▸ **WRITTEN TASK**:
Copy out all lines carrying the word "name".

▸ **RECORD EXTRACTS**:
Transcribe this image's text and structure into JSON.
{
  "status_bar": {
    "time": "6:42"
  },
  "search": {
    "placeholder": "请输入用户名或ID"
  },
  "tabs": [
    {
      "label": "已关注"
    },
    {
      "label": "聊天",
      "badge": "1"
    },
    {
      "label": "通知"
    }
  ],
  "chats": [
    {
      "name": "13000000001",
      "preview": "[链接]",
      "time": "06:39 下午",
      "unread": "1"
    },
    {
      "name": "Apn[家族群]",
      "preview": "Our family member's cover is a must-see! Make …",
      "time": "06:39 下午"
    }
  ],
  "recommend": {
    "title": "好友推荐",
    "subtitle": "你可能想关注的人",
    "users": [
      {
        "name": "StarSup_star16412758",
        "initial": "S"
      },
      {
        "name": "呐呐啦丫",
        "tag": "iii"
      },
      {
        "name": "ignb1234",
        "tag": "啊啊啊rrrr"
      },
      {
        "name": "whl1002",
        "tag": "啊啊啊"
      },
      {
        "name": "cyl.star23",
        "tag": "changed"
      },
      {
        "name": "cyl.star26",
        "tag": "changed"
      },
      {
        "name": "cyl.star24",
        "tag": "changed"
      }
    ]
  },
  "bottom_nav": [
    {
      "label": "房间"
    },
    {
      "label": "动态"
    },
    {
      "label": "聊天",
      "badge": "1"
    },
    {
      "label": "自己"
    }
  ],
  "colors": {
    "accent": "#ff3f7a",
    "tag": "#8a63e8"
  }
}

▸ **EXERCISE ANSWER**:
      "name": "13000000001",
      "name": "Apn[家族群]",
        "name": "StarSup_star16412758",
        "name": "呐呐啦丫",
        "name": "ignb1234",
        "name": "whl1002",
        "name": "cyl.star23",
        "name": "cyl.star26",
        "name": "cyl.star24",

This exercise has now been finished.